### TASK BRIEF
Go through the listing and copy every line word for word.

### Some records
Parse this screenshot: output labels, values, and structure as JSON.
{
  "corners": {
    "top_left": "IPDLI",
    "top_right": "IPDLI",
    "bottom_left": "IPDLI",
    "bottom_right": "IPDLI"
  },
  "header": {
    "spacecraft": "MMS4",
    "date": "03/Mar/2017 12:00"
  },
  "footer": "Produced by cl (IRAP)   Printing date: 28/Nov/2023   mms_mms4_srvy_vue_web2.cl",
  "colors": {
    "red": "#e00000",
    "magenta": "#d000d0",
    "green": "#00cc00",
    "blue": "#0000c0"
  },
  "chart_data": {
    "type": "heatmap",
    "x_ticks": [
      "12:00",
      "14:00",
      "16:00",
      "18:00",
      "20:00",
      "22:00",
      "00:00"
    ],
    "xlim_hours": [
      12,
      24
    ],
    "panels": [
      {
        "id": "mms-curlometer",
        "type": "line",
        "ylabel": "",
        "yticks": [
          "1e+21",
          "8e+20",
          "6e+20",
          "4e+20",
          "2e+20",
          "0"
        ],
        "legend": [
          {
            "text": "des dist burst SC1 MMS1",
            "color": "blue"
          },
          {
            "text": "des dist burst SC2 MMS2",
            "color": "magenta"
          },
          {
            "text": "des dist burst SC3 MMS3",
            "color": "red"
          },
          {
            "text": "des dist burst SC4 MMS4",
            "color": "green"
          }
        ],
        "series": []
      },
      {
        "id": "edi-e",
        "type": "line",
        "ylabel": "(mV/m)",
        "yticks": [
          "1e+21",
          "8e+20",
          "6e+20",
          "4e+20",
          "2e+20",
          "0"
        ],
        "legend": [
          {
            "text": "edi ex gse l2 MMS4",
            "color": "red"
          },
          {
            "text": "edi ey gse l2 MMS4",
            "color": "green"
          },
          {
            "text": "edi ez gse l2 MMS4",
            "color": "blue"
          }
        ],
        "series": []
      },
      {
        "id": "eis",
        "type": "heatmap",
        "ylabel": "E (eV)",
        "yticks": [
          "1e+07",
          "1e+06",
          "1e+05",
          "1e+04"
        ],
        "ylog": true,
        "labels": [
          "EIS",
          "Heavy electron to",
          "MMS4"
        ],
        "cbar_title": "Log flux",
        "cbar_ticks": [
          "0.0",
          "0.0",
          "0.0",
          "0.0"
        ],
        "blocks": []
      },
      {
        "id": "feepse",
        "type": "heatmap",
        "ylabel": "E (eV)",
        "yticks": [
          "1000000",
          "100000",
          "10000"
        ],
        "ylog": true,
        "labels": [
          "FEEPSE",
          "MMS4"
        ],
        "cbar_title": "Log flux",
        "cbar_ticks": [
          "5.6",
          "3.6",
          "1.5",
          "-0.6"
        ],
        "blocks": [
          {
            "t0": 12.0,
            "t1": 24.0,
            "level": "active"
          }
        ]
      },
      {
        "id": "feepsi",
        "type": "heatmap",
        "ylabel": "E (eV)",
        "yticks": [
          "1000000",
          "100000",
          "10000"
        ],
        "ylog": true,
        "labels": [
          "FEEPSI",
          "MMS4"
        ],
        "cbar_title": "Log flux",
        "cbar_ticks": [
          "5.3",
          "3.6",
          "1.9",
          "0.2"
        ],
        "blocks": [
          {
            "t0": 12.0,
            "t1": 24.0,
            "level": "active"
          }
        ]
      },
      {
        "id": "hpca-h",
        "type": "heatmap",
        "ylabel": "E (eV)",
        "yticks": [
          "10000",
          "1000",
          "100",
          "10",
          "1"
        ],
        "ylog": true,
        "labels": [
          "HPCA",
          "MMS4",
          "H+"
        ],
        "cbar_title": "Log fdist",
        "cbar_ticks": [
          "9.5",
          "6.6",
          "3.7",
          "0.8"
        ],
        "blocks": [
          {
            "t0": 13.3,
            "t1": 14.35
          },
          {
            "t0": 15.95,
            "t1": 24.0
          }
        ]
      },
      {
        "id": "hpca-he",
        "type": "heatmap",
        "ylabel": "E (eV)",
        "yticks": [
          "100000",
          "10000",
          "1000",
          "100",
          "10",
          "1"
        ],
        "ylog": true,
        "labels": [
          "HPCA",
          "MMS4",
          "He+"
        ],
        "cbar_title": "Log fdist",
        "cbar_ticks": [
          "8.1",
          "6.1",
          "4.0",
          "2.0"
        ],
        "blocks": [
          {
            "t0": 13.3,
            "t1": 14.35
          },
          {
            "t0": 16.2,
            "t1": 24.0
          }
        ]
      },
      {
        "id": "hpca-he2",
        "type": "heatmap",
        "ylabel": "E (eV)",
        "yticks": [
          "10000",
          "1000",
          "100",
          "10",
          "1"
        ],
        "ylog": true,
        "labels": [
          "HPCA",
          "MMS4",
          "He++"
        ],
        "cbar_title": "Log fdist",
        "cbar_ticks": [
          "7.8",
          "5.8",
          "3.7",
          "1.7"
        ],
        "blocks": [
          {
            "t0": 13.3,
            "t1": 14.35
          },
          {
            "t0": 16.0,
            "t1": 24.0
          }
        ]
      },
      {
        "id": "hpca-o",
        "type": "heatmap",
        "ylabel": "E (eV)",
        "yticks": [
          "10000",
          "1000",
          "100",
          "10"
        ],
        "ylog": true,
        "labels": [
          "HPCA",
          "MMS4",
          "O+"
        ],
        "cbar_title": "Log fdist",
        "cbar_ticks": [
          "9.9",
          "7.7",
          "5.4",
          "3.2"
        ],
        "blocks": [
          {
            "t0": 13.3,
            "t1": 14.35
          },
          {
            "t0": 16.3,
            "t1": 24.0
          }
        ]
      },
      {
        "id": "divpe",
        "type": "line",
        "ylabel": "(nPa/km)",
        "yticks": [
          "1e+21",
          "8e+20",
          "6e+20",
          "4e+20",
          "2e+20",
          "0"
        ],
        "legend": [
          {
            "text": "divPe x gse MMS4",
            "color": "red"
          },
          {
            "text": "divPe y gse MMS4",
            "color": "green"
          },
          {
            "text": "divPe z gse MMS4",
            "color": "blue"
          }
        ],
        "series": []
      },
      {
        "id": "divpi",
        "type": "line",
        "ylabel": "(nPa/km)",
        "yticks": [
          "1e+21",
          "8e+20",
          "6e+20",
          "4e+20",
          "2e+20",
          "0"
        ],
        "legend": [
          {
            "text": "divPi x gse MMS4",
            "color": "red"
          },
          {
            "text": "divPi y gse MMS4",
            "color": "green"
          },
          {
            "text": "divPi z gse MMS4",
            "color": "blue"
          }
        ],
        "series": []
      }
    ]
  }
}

### REPLY
Parse this screenshot: output labels, values, and structure as JSON.
{
  "corners": {
    "top_left": "IPDLI",
    "top_right": "IPDLI",
    "bottom_left": "IPDLI",
    "bottom_right": "IPDLI"
  },
  "header": {
    "spacecraft": "MMS4",
    "date": "03/Mar/2017 12:00"
  },
  "footer": "Produced by cl (IRAP)   Printing date: 28/Nov/2023   mms_mms4_srvy_vue_web2.cl",
  "colors": {
    "red": "#e00000",
    "magenta": "#d000d0",
    "green": "#00cc00",
    "blue": "#0000c0"
  },
  "chart_data": {
    "type": "heatmap",
    "x_ticks": [
      "12:00",
      "14:00",
      "16:00",
      "18:00",
      "20:00",
      "22:00",
      "00:00"
    ],
    "xlim_hours": [
      12,
      24
    ],
    "panels": [
      {
        "id": "mms-curlometer",
        "type": "line",
        "ylabel": "",
        "yticks": [
          "1e+21",
          "8e+20",
          "6e+20",
          "4e+20",
          "2e+20",
          "0"
        ],
        "legend": [
          {
            "text": "des dist burst SC1 MMS1",
            "color": "blue"
          },
          {
            "text": "des dist burst SC2 MMS2",
            "color": "magenta"
          },
          {
            "text": "des dist burst SC3 MMS3",
            "color": "red"
          },
          {
            "text": "des dist burst SC4 MMS4",
            "color": "green"
          }
        ],
        "series": []
      },
      {
        "id": "edi-e",
        "type": "line",
        "ylabel": "(mV/m)",
        "yticks": [
          "1e+21",
          "8e+20",
          "6e+20",
          "4e+20",
          "2e+20",
          "0"
        ],
        "legend": [
          {
            "text": "edi ex gse l2 MMS4",
            "color": "red"
          },
          {
            "text": "edi ey gse l2 MMS4",
            "color": "green"
          },
          {
            "text": "edi ez gse l2 MMS4",
            "color": "blue"
          }
        ],
        "series": []
      },
      {
        "id": "eis",
        "type": "heatmap",
        "ylabel": "E (eV)",
        "yticks": [
          "1e+07",
          "1e+06",
          "1e+05",
          "1e+04"
        ],
        "ylog": true,
        "labels": [
          "EIS",
          "Heavy electron to",
          "MMS4"
        ],
        "cbar_title": "Log flux",
        "cbar_ticks": [
          "0.0",
          "0.0",
          "0.0",
          "0.0"
        ],
        "blocks": []
      },
      {
        "id": "feepse",
        "type": "heatmap",
        "ylabel": "E (eV)",
        "yticks": [
          "1000000",
          "100000",
          "10000"
        ],
        "ylog": true,
        "labels": [
          "FEEPSE",
          "MMS4"
        ],
        "cbar_title": "Log flux",
        "cbar_ticks": [
          "5.6",
          "3.6",
          "1.5",
          "-0.6"
        ],
        "blocks": [
          {
            "t0": 12.0,
            "t1": 24.0,
            "level": "active"
          }
        ]
      },
      {
        "id": "feepsi",
        "type": "heatmap",
        "ylabel": "E (eV)",
        "yticks": [
          "1000000",
          "100000",
          "10000"
        ],
        "ylog": true,
        "labels": [
          "FEEPSI",
          "MMS4"
        ],
        "cbar_title": "Log flux",
        "cbar_ticks": [
          "5.3",
          "3.6",
          "1.9",
          "0.2"
        ],
        "blocks": [
          {
            "t0": 12.0,
            "t1": 24.0,
            "level": "active"
          }
        ]
      },
      {
        "id": "hpca-h",
        "type": "heatmap",
        "ylabel": "E (eV)",
        "yticks": [
          "10000",
          "1000",
          "100",
          "10",
          "1"
        ],
        "ylog": true,
        "labels": [
          "HPCA",
          "MMS4",
          "H+"
        ],
        "cbar_title": "Log fdist",
        "cbar_ticks": [
          "9.5",
          "6.6",
          "3.7",
          "0.8"
        ],
        "blocks": [
          {
            "t0": 13.3,
            "t1": 14.35
          },
          {
            "t0": 15.95,
            "t1": 24.0
          }
        ]
      },
      {
        "id": "hpca-he",
        "type": "heatmap",
        "ylabel": "E (eV)",
        "yticks": [
          "100000",
          "10000",
          "1000",
          "100",
          "10",
          "1"
        ],
        "ylog": true,
        "labels": [
          "HPCA",
          "MMS4",
          "He+"
        ],
        "cbar_title": "Log fdist",
        "cbar_ticks": [
          "8.1",
          "6.1",
          "4.0",
          "2.0"
        ],
        "blocks": [
          {
            "t0": 13.3,
            "t1": 14.35
          },
          {
            "t0": 16.2,
            "t1": 24.0
          }
        ]
      },
      {
        "id": "hpca-he2",
        "type": "heatmap",
        "ylabel": "E (eV)",
        "yticks": [
          "10000",
          "1000",
          "100",
          "10",
          "1"
        ],
        "ylog": true,
        "labels": [
          "HPCA",
          "MMS4",
          "He++"
        ],
        "cbar_title": "Log fdist",
        "cbar_ticks": [
          "7.8",
          "5.8",
          "3.7",
          "1.7"
        ],
        "blocks": [
          {
            "t0": 13.3,
            "t1": 14.35
          },
          {
            "t0": 16.0,
            "t1": 24.0
          }
        ]
      },
      {
        "id": "hpca-o",
        "type": "heatmap",
        "ylabel": "E (eV)",
        "yticks": [
          "10000",
          "1000",
          "100",
          "10"
        ],
        "ylog": true,
        "labels": [
          "HPCA",
          "MMS4",
          "O+"
        ],
        "cbar_title": "Log fdist",
        "cbar_ticks": [
          "9.9",
          "7.7",
          "5.4",
          "3.2"
        ],
        "blocks": [
          {
            "t0": 13.3,
            "t1": 14.35
          },
          {
            "t0": 16.3,
            "t1": 24.0
          }
        ]
      },
      {
        "id": "divpe",
        "type": "line",
        "ylabel": "(nPa/km)",
        "yticks": [
          "1e+21",
          "8e+20",
          "6e+20",
          "4e+20",
          "2e+20",
          "0"
        ],
        "legend": [
          {
            "text": "divPe x gse MMS4",
            "color": "red"
          },
          {
            "text": "divPe y gse MMS4",
            "color": "green"
          },
          {
            "text": "divPe z gse MMS4",
            "color": "blue"
          }
        ],
        "series": []
      },
      {
        "id": "divpi",
        "type": "line",
        "ylabel": "(nPa/km)",
        "yticks": [
          "1e+21",
          "8e+20",
          "6e+20",
          "4e+20",
          "2e+20",
          "0"
        ],
        "legend": [
          {
            "text": "divPi x gse MMS4",
            "color": "red"
          },
          {
            "text": "divPi y gse MMS4",
            "color": "green"
          },
          {
            "text": "divPi z gse MMS4",
            "color": "blue"
          }
        ],
        "series": []
      }
    ]
  }
}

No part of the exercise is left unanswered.